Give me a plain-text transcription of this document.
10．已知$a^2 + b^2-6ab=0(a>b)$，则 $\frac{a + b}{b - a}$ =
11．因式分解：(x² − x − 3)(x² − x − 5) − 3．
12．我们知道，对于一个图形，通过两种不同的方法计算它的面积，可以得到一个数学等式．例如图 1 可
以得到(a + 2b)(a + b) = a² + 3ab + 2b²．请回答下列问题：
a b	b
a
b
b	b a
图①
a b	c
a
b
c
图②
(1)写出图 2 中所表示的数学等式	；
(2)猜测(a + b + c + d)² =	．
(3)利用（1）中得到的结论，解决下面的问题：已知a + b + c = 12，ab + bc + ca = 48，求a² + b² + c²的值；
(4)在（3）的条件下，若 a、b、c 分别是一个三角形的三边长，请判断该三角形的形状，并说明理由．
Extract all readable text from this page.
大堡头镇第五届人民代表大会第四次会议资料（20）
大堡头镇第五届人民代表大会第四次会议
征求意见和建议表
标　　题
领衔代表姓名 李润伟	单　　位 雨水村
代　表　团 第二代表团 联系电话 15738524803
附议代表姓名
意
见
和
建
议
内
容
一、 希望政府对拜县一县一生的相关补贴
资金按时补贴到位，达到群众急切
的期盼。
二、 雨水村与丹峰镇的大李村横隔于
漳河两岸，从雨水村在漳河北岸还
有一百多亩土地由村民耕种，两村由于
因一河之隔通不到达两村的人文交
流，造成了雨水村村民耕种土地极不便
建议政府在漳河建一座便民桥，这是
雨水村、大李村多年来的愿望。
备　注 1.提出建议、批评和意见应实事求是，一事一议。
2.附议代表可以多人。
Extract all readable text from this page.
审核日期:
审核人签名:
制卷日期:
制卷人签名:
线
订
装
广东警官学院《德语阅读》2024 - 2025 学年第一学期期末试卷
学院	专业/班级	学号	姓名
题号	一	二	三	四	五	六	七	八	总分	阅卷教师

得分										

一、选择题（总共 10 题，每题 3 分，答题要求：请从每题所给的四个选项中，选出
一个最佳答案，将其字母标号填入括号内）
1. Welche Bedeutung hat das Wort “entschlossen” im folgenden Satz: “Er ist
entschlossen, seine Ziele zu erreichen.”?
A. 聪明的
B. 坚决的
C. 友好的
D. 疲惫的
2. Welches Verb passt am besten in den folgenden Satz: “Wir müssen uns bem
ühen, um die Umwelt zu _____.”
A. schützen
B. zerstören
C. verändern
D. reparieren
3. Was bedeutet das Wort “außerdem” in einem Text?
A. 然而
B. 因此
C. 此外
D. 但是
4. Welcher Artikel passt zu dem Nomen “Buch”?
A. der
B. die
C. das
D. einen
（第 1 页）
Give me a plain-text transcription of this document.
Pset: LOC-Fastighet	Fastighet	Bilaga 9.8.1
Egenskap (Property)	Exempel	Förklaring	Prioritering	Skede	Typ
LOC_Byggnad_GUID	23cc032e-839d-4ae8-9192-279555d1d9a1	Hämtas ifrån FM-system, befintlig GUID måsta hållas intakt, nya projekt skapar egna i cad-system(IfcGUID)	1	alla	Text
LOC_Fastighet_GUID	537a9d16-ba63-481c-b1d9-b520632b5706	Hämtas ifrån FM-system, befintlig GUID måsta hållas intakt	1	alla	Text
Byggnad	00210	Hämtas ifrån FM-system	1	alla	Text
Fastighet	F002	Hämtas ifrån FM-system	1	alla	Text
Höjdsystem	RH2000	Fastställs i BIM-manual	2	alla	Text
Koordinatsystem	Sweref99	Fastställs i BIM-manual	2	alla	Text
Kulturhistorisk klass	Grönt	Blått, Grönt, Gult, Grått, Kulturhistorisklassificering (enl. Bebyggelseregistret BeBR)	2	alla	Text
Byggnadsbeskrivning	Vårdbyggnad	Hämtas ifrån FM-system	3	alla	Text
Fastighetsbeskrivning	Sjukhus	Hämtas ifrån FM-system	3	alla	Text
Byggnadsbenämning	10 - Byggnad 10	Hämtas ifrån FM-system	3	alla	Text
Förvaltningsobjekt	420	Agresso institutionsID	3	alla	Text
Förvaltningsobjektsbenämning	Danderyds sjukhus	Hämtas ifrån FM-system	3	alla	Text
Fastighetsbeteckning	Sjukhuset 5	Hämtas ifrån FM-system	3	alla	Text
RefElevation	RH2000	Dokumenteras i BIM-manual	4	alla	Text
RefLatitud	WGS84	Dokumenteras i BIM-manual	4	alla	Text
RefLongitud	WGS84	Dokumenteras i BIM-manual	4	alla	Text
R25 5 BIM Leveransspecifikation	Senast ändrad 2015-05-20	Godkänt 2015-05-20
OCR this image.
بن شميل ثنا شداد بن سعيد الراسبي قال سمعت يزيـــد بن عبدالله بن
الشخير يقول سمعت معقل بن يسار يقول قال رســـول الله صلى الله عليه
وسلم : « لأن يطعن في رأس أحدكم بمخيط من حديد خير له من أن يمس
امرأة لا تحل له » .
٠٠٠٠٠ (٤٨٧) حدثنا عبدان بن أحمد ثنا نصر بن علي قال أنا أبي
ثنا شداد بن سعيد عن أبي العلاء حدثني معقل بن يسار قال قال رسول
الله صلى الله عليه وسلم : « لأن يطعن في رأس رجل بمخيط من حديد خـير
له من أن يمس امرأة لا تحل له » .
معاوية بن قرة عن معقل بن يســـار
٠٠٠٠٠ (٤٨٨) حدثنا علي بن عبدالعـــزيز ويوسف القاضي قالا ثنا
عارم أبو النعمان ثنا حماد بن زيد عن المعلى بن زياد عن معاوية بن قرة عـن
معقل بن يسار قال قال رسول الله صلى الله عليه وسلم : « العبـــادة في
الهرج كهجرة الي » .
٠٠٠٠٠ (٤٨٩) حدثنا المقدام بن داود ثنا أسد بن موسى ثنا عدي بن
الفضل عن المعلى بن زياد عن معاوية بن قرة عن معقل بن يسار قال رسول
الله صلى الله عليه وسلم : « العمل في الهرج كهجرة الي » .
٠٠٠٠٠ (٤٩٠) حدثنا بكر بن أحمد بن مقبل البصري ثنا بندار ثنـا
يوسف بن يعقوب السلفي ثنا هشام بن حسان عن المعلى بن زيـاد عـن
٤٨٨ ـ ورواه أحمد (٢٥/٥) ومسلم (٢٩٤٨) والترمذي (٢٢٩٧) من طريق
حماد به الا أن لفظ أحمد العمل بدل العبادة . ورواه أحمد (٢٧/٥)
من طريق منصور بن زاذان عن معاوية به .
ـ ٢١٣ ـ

*Exercise instructions*. Extract the full set of entries word for word.

*Reply*.
Give me a plain-text transcription of this document.
10．已知$a^2 + b^2-6ab=0(a>b)$，则 $\frac{a + b}{b - a}$ =
11．因式分解：(x² − x − 3)(x² − x − 5) − 3．
12．我们知道，对于一个图形，通过两种不同的方法计算它的面积，可以得到一个数学等式．例如图 1 可
以得到(a + 2b)(a + b) = a² + 3ab + 2b²．请回答下列问题：
a b	b
a
b
b	b a
图①
a b	c
a
b
c
图②
(1)写出图 2 中所表示的数学等式	；
(2)猜测(a + b + c + d)² =	．
(3)利用（1）中得到的结论，解决下面的问题：已知a + b + c = 12，ab + bc + ca = 48，求a² + b² + c²的值；
(4)在（3）的条件下，若 a、b、c 分别是一个三角形的三边长，请判断该三角形的形状，并说明理由．
Extract all readable text from this page.
大堡头镇第五届人民代表大会第四次会议资料（20）
大堡头镇第五届人民代表大会第四次会议
征求意见和建议表
标　　题
领衔代表姓名 李润伟	单　　位 雨水村
代　表　团 第二代表团 联系电话 15738524803
附议代表姓名
意
见
和
建
议
内
容
一、 希望政府对拜县一县一生的相关补贴
资金按时补贴到位，达到群众急切
的期盼。
二、 雨水村与丹峰镇的大李村横隔于
漳河两岸，从雨水村在漳河北岸还
有一百多亩土地由村民耕种，两村由于
因一河之隔通不到达两村的人文交
流，造成了雨水村村民耕种土地极不便
建议政府在漳河建一座便民桥，这是
雨水村、大李村多年来的愿望。
备　注 1.提出建议、批评和意见应实事求是，一事一议。
2.附议代表可以多人。
Extract all readable text from this page.
审核日期:
审核人签名:
制卷日期:
制卷人签名:
线
订
装
广东警官学院《德语阅读》2024 - 2025 学年第一学期期末试卷
学院	专业/班级	学号	姓名
题号	一	二	三	四	五	六	七	八	总分	阅卷教师

得分										

一、选择题（总共 10 题，每题 3 分，答题要求：请从每题所给的四个选项中，选出
一个最佳答案，将其字母标号填入括号内）
1. Welche Bedeutung hat das Wort “entschlossen” im folgenden Satz: “Er ist
entschlossen, seine Ziele zu erreichen.”?
A. 聪明的
B. 坚决的
C. 友好的
D. 疲惫的
2. Welches Verb passt am besten in den folgenden Satz: “Wir müssen uns bem
ühen, um die Umwelt zu _____.”
A. schützen
B. zerstören
C. verändern
D. reparieren
3. Was bedeutet das Wort “außerdem” in einem Text?
A. 然而
B. 因此
C. 此外
D. 但是
4. Welcher Artikel passt zu dem Nomen “Buch”?
A. der
B. die
C. das
D. einen
（第 1 页）
Give me a plain-text transcription of this document.
Pset: LOC-Fastighet	Fastighet	Bilaga 9.8.1
Egenskap (Property)	Exempel	Förklaring	Prioritering	Skede	Typ
LOC_Byggnad_GUID	23cc032e-839d-4ae8-9192-279555d1d9a1	Hämtas ifrån FM-system, befintlig GUID måsta hållas intakt, nya projekt skapar egna i cad-system(IfcGUID)	1	alla	Text
LOC_Fastighet_GUID	537a9d16-ba63-481c-b1d9-b520632b5706	Hämtas ifrån FM-system, befintlig GUID måsta hållas intakt	1	alla	Text
Byggnad	00210	Hämtas ifrån FM-system	1	alla	Text
Fastighet	F002	Hämtas ifrån FM-system	1	alla	Text
Höjdsystem	RH2000	Fastställs i BIM-manual	2	alla	Text
Koordinatsystem	Sweref99	Fastställs i BIM-manual	2	alla	Text
Kulturhistorisk klass	Grönt	Blått, Grönt, Gult, Grått, Kulturhistorisklassificering (enl. Bebyggelseregistret BeBR)	2	alla	Text
Byggnadsbeskrivning	Vårdbyggnad	Hämtas ifrån FM-system	3	alla	Text
Fastighetsbeskrivning	Sjukhus	Hämtas ifrån FM-system	3	alla	Text
Byggnadsbenämning	10 - Byggnad 10	Hämtas ifrån FM-system	3	alla	Text
Förvaltningsobjekt	420	Agresso institutionsID	3	alla	Text
Förvaltningsobjektsbenämning	Danderyds sjukhus	Hämtas ifrån FM-system	3	alla	Text
Fastighetsbeteckning	Sjukhuset 5	Hämtas ifrån FM-system	3	alla	Text
RefElevation	RH2000	Dokumenteras i BIM-manual	4	alla	Text
RefLatitud	WGS84	Dokumenteras i BIM-manual	4	alla	Text
RefLongitud	WGS84	Dokumenteras i BIM-manual	4	alla	Text
R25 5 BIM Leveransspecifikation	Senast ändrad 2015-05-20	Godkänt 2015-05-20
OCR this image.
بن شميل ثنا شداد بن سعيد الراسبي قال سمعت يزيـــد بن عبدالله بن
الشخير يقول سمعت معقل بن يسار يقول قال رســـول الله صلى الله عليه
وسلم : « لأن يطعن في رأس أحدكم بمخيط من حديد خير له من أن يمس
امرأة لا تحل له » .
٠٠٠٠٠ (٤٨٧) حدثنا عبدان بن أحمد ثنا نصر بن علي قال أنا أبي
ثنا شداد بن سعيد عن أبي العلاء حدثني معقل بن يسار قال قال رسول
الله صلى الله عليه وسلم : « لأن يطعن في رأس رجل بمخيط من حديد خـير
له من أن يمس امرأة لا تحل له » .
معاوية بن قرة عن معقل بن يســـار
٠٠٠٠٠ (٤٨٨) حدثنا علي بن عبدالعـــزيز ويوسف القاضي قالا ثنا
عارم أبو النعمان ثنا حماد بن زيد عن المعلى بن زياد عن معاوية بن قرة عـن
معقل بن يسار قال قال رسول الله صلى الله عليه وسلم : « العبـــادة في
الهرج كهجرة الي » .
٠٠٠٠٠ (٤٨٩) حدثنا المقدام بن داود ثنا أسد بن موسى ثنا عدي بن
الفضل عن المعلى بن زياد عن معاوية بن قرة عن معقل بن يسار قال رسول
الله صلى الله عليه وسلم : « العمل في الهرج كهجرة الي » .
٠٠٠٠٠ (٤٩٠) حدثنا بكر بن أحمد بن مقبل البصري ثنا بندار ثنـا
يوسف بن يعقوب السلفي ثنا هشام بن حسان عن المعلى بن زيـاد عـن
٤٨٨ ـ ورواه أحمد (٢٥/٥) ومسلم (٢٩٤٨) والترمذي (٢٢٩٧) من طريق
حماد به الا أن لفظ أحمد العمل بدل العبادة . ورواه أحمد (٢٧/٥)
من طريق منصور بن زاذان عن معاوية به .
ـ ٢١٣ ـ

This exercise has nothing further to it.